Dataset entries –
--------------------------------

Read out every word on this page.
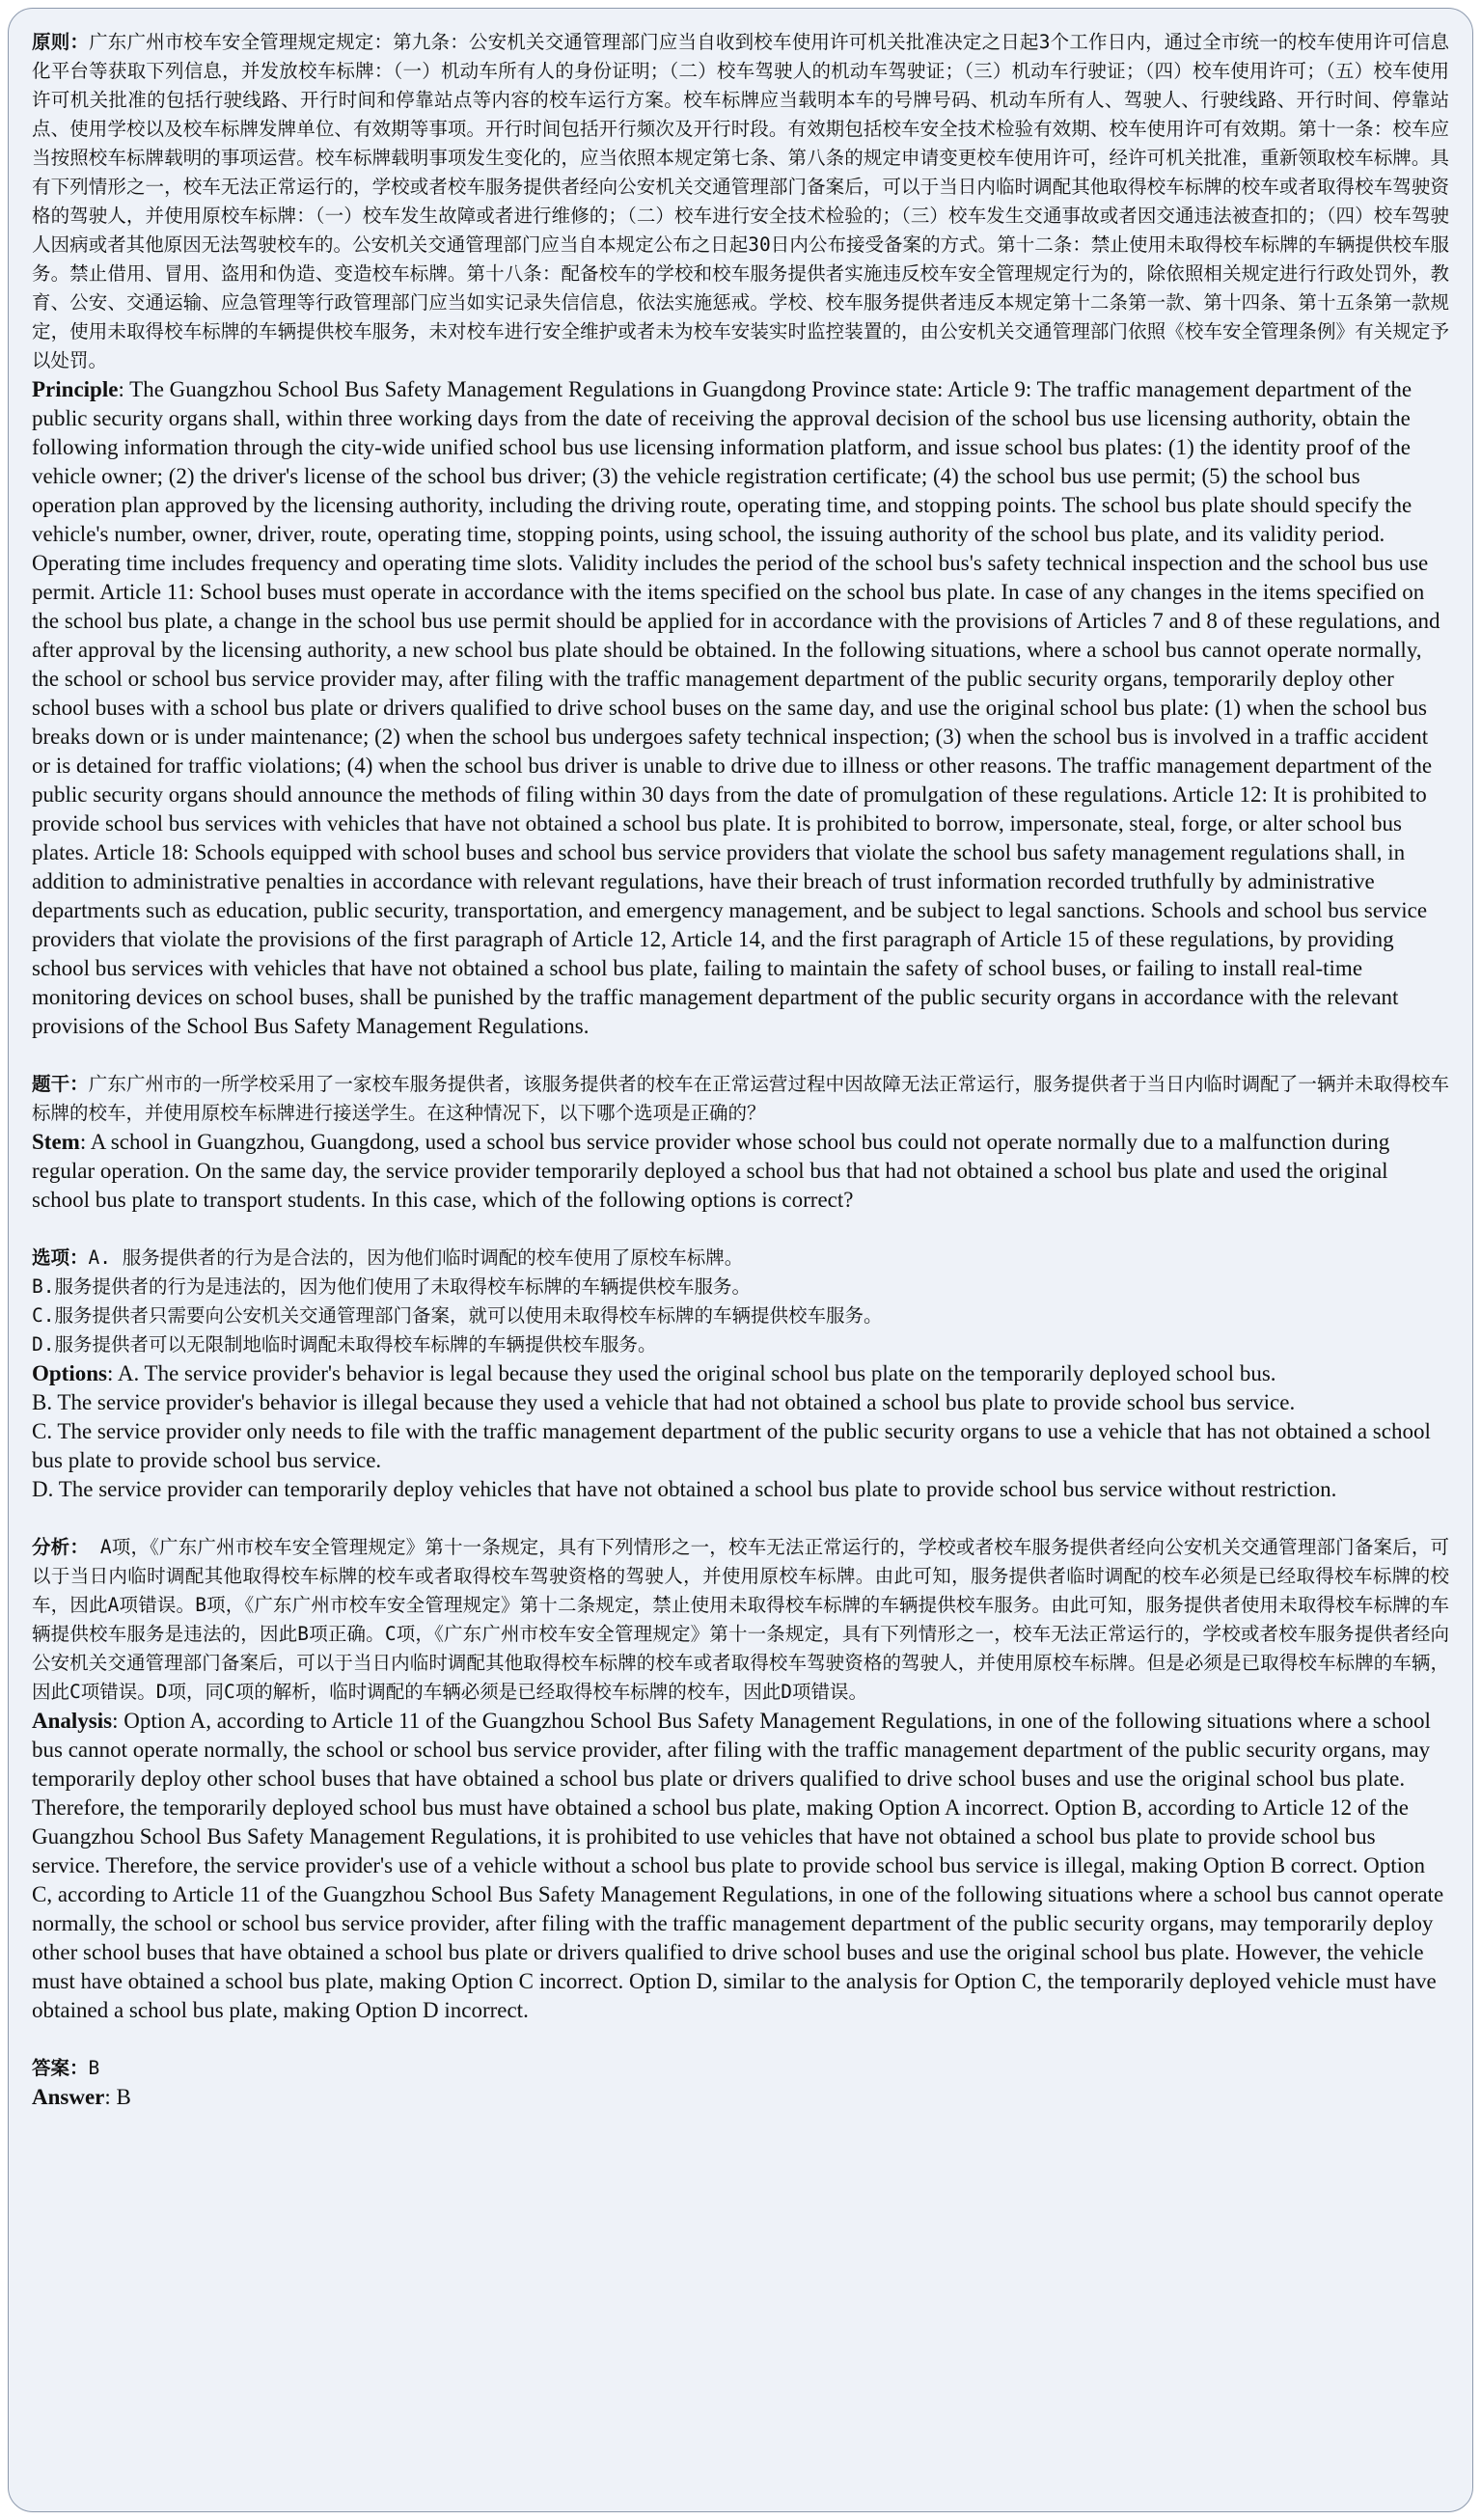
原则：广东广州市校车安全管理规定规定：第九条：公安机关交通管理部门应当自收到校车使用许可机关批准决定之日起3个工作日内，通过全市统一的校车使用许可信息化平台等获取下列信息，并发放校车标牌：（一）机动车所有人的身份证明；（二）校车驾驶人的机动车驾驶证；（三）机动车行驶证；（四）校车使用许可；（五）校车使用许可机关批准的包括行驶线路、开行时间和停靠站点等内容的校车运行方案。校车标牌应当载明本车的号牌号码、机动车所有人、驾驶人、行驶线路、开行时间、停靠站点、使用学校以及校车标牌发牌单位、有效期等事项。开行时间包括开行频次及开行时段。有效期包括校车安全技术检验有效期、校车使用许可有效期。第十一条：校车应当按照校车标牌载明的事项运营。校车标牌载明事项发生变化的，应当依照本规定第七条、第八条的规定申请变更校车使用许可，经许可机关批准，重新领取校车标牌。具有下列情形之一，校车无法正常运行的，学校或者校车服务提供者经向公安机关交通管理部门备案后，可以于当日内临时调配其他取得校车标牌的校车或者取得校车驾驶资格的驾驶人，并使用原校车标牌：（一）校车发生故障或者进行维修的；（二）校车进行安全技术检验的；（三）校车发生交通事故或者因交通违法被查扣的；（四）校车驾驶人因病或者其他原因无法驾驶校车的。公安机关交通管理部门应当自本规定公布之日起30日内公布接受备案的方式。第十二条：禁止使用未取得校车标牌的车辆提供校车服务。禁止借用、冒用、盗用和伪造、变造校车标牌。第十八条：配备校车的学校和校车服务提供者实施违反校车安全管理规定行为的，除依照相关规定进行行政处罚外，教育、公安、交通运输、应急管理等行政管理部门应当如实记录失信信息，依法实施惩戒。学校、校车服务提供者违反本规定第十二条第一款、第十四条、第十五条第一款规定，使用未取得校车标牌的车辆提供校车服务，未对校车进行安全维护或者未为校车安装实时监控装置的，由公安机关交通管理部门依照《校车安全管理条例》有关规定予以处罚。

Principle: The Guangzhou School Bus Safety Management Regulations in Guangdong Province state: Article 9: The traffic management department of the public security organs shall, within three working days from the date of receiving the approval decision of the school bus use licensing authority, obtain the following information through the city-wide unified school bus use licensing information platform, and issue school bus plates: (1) the identity proof of the vehicle owner; (2) the driver's license of the school bus driver; (3) the vehicle registration certificate; (4) the school bus use permit; (5) the school bus operation plan approved by the licensing authority, including the driving route, operating time, and stopping points. The school bus plate should specify the vehicle's number, owner, driver, route, operating time, stopping points, using school, the issuing authority of the school bus plate, and its validity period. Operating time includes frequency and operating time slots. Validity includes the period of the school bus's safety technical inspection and the school bus use permit. Article 11: School buses must operate in accordance with the items specified on the school bus plate. In case of any changes in the items specified on the school bus plate, a change in the school bus use permit should be applied for in accordance with the provisions of Articles 7 and 8 of these regulations, and after approval by the licensing authority, a new school bus plate should be obtained. In the following situations, where a school bus cannot operate normally, the school or school bus service provider may, after filing with the traffic management department of the public security organs, temporarily deploy other school buses with a school bus plate or drivers qualified to drive school buses on the same day, and use the original school bus plate: (1) when the school bus breaks down or is under maintenance; (2) when the school bus undergoes safety technical inspection; (3) when the school bus is involved in a traffic accident or is detained for traffic violations; (4) when the school bus driver is unable to drive due to illness or other reasons. The traffic management department of the public security organs should announce the methods of filing within 30 days from the date of promulgation of these regulations. Article 12: It is prohibited to provide school bus services with vehicles that have not obtained a school bus plate. It is prohibited to borrow, impersonate, steal, forge, or alter school bus plates. Article 18: Schools equipped with school buses and school bus service providers that violate the school bus safety management regulations shall, in addition to administrative penalties in accordance with relevant regulations, have their breach of trust information recorded truthfully by administrative departments such as education, public security, transportation, and emergency management, and be subject to legal sanctions. Schools and school bus service providers that violate the provisions of the first paragraph of Article 12, Article 14, and the first paragraph of Article 15 of these regulations, by providing school bus services with vehicles that have not obtained a school bus plate, failing to maintain the safety of school buses, or failing to install real-time monitoring devices on school buses, shall be punished by the traffic management department of the public security organs in accordance with the relevant provisions of the School Bus Safety Management Regulations.

题干：广东广州市的一所学校采用了一家校车服务提供者，该服务提供者的校车在正常运营过程中因故障无法正常运行，服务提供者于当日内临时调配了一辆并未取得校车标牌的校车，并使用原校车标牌进行接送学生。在这种情况下，以下哪个选项是正确的？

Stem: A school in Guangzhou, Guangdong, used a school bus service provider whose school bus could not operate normally due to a malfunction during regular operation. On the same day, the service provider temporarily deployed a school bus that had not obtained a school bus plate and used the original school bus plate to transport students. In this case, which of the following options is correct?

选项：A. 服务提供者的行为是合法的，因为他们临时调配的校车使用了原校车标牌。

B.服务提供者的行为是违法的，因为他们使用了未取得校车标牌的车辆提供校车服务。

C.服务提供者只需要向公安机关交通管理部门备案，就可以使用未取得校车标牌的车辆提供校车服务。

D.服务提供者可以无限制地临时调配未取得校车标牌的车辆提供校车服务。

Options: A. The service provider's behavior is legal because they used the original school bus plate on the temporarily deployed school bus.

B. The service provider's behavior is illegal because they used a vehicle that had not obtained a school bus plate to provide school bus service.

C. The service provider only needs to file with the traffic management department of the public security organs to use a vehicle that has not obtained a school bus plate to provide school bus service.

D. The service provider can temporarily deploy vehicles that have not obtained a school bus plate to provide school bus service without restriction.

分析： A项，《广东广州市校车安全管理规定》第十一条规定，具有下列情形之一，校车无法正常运行的，学校或者校车服务提供者经向公安机关交通管理部门备案后，可以于当日内临时调配其他取得校车标牌的校车或者取得校车驾驶资格的驾驶人，并使用原校车标牌。由此可知，服务提供者临时调配的校车必须是已经取得校车标牌的校车，因此A项错误。B项，《广东广州市校车安全管理规定》第十二条规定，禁止使用未取得校车标牌的车辆提供校车服务。由此可知，服务提供者使用未取得校车标牌的车辆提供校车服务是违法的，因此B项正确。C项，《广东广州市校车安全管理规定》第十一条规定，具有下列情形之一，校车无法正常运行的，学校或者校车服务提供者经向公安机关交通管理部门备案后，可以于当日内临时调配其他取得校车标牌的校车或者取得校车驾驶资格的驾驶人，并使用原校车标牌。但是必须是已取得校车标牌的车辆，因此C项错误。D项，同C项的解析，临时调配的车辆必须是已经取得校车标牌的校车，因此D项错误。

Analysis: Option A, according to Article 11 of the Guangzhou School Bus Safety Management Regulations, in one of the following situations where a school bus cannot operate normally, the school or school bus service provider, after filing with the traffic management department of the public security organs, may temporarily deploy other school buses that have obtained a school bus plate or drivers qualified to drive school buses and use the original school bus plate. Therefore, the temporarily deployed school bus must have obtained a school bus plate, making Option A incorrect. Option B, according to Article 12 of the Guangzhou School Bus Safety Management Regulations, it is prohibited to use vehicles that have not obtained a school bus plate to provide school bus service. Therefore, the service provider's use of a vehicle without a school bus plate to provide school bus service is illegal, making Option B correct. Option C, according to Article 11 of the Guangzhou School Bus Safety Management Regulations, in one of the following situations where a school bus cannot operate normally, the school or school bus service provider, after filing with the traffic management department of the public security organs, may temporarily deploy other school buses that have obtained a school bus plate or drivers qualified to drive school buses and use the original school bus plate. However, the vehicle must have obtained a school bus plate, making Option C incorrect. Option D, similar to the analysis for Option C, the temporarily deployed vehicle must have obtained a school bus plate, making Option D incorrect.

答案：B

Answer: B
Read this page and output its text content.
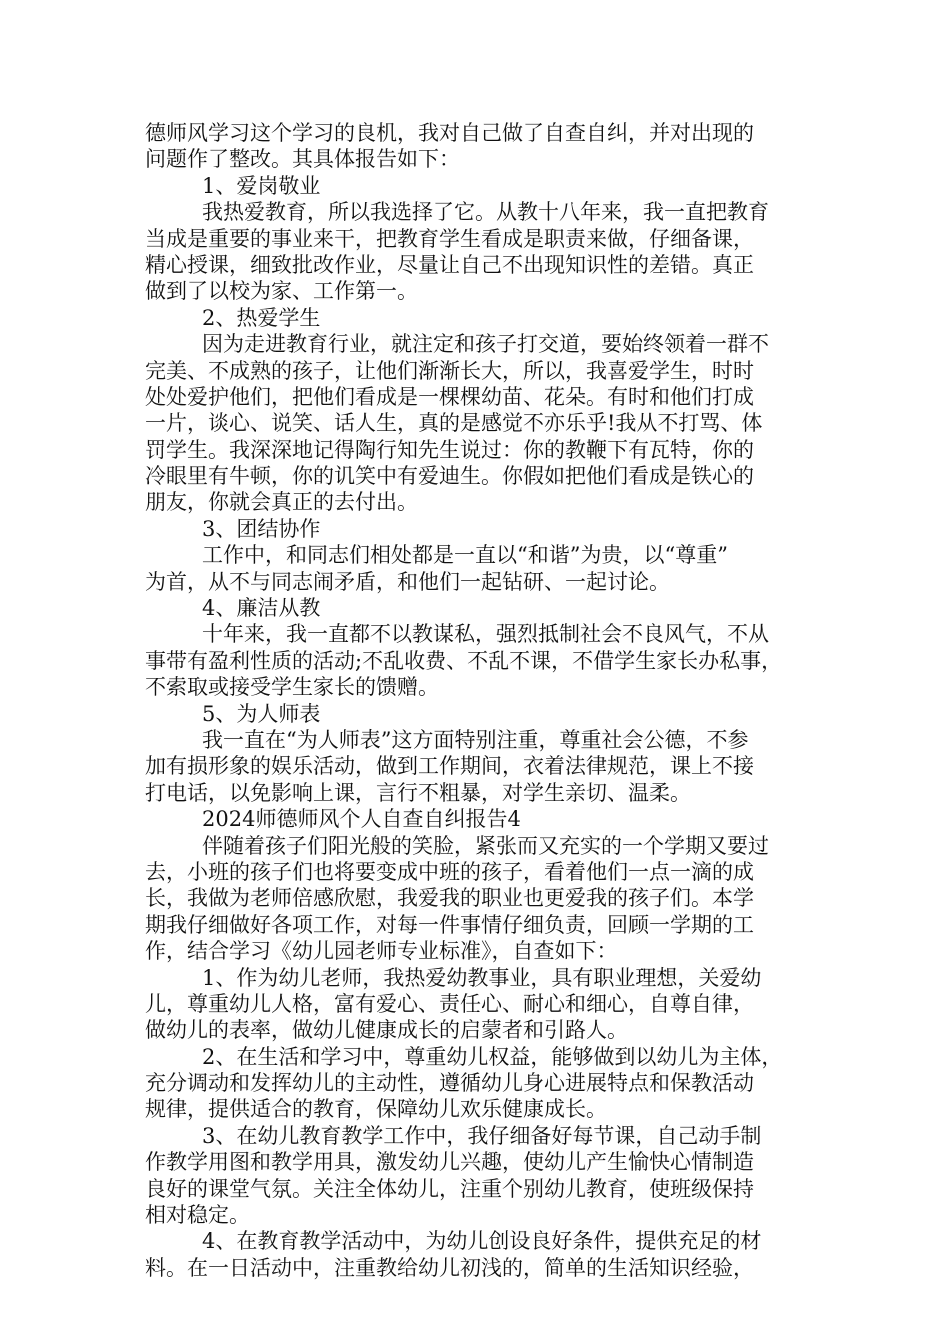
德师风学习这个学习的良机，我对自己做了自查自纠，并对出现的
问题作了整改。其具体报告如下：
1、爱岗敬业
我热爱教育，所以我选择了它。从教十八年来，我一直把教育
当成是重要的事业来干，把教育学生看成是职责来做，仔细备课，
精心授课，细致批改作业，尽量让自己不出现知识性的差错。真正
做到了以校为家、工作第一。
2、热爱学生
因为走进教育行业，就注定和孩子打交道，要始终领着一群不
完美、不成熟的孩子，让他们渐渐长大，所以，我喜爱学生，时时
处处爱护他们，把他们看成是一棵棵幼苗、花朵。有时和他们打成
一片，谈心、说笑、话人生，真的是感觉不亦乐乎!我从不打骂、体
罚学生。我深深地记得陶行知先生说过：你的教鞭下有瓦特，你的
冷眼里有牛顿，你的讥笑中有爱迪生。你假如把他们看成是铁心的
朋友，你就会真正的去付出。
3、团结协作
工作中，和同志们相处都是一直以“和谐”为贵，以“尊重”
为首，从不与同志闹矛盾，和他们一起钻研、一起讨论。
4、廉洁从教
十年来，我一直都不以教谋私，强烈抵制社会不良风气，不从
事带有盈利性质的活动;不乱收费、不乱不课，不借学生家长办私事，
不索取或接受学生家长的馈赠。
5、为人师表
我一直在“为人师表”这方面特别注重，尊重社会公德，不参
加有损形象的娱乐活动，做到工作期间，衣着法律规范，课上不接
打电话，以免影响上课，言行不粗暴，对学生亲切、温柔。
2024师德师风个人自查自纠报告4
伴随着孩子们阳光般的笑脸，紧张而又充实的一个学期又要过
去，小班的孩子们也将要变成中班的孩子，看着他们一点一滴的成
长，我做为老师倍感欣慰，我爱我的职业也更爱我的孩子们。本学
期我仔细做好各项工作，对每一件事情仔细负责，回顾一学期的工
作，结合学习《幼儿园老师专业标准》，自查如下：
1、作为幼儿老师，我热爱幼教事业，具有职业理想，关爱幼
儿，尊重幼儿人格，富有爱心、责任心、耐心和细心，自尊自律，
做幼儿的表率，做幼儿健康成长的启蒙者和引路人。
2、在生活和学习中，尊重幼儿权益，能够做到以幼儿为主体，
充分调动和发挥幼儿的主动性，遵循幼儿身心进展特点和保教活动
规律，提供适合的教育，保障幼儿欢乐健康成长。
3、在幼儿教育教学工作中，我仔细备好每节课，自己动手制
作教学用图和教学用具，激发幼儿兴趣，使幼儿产生愉快心情制造
良好的课堂气氛。关注全体幼儿，注重个别幼儿教育，使班级保持
相对稳定。
4、在教育教学活动中，为幼儿创设良好条件，提供充足的材
料。在一日活动中，注重教给幼儿初浅的，简单的生活知识经验，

--------------------------------

Task objective – Gather each line in the data that holds the string "because".

Problem solution –
Options: A. The service provider's behavior is legal because they used the original school bus plate on the temporarily deployed school bus.
B. The service provider's behavior is illegal because they used a vehicle that had not obtained a school bus plate to provide school bus service.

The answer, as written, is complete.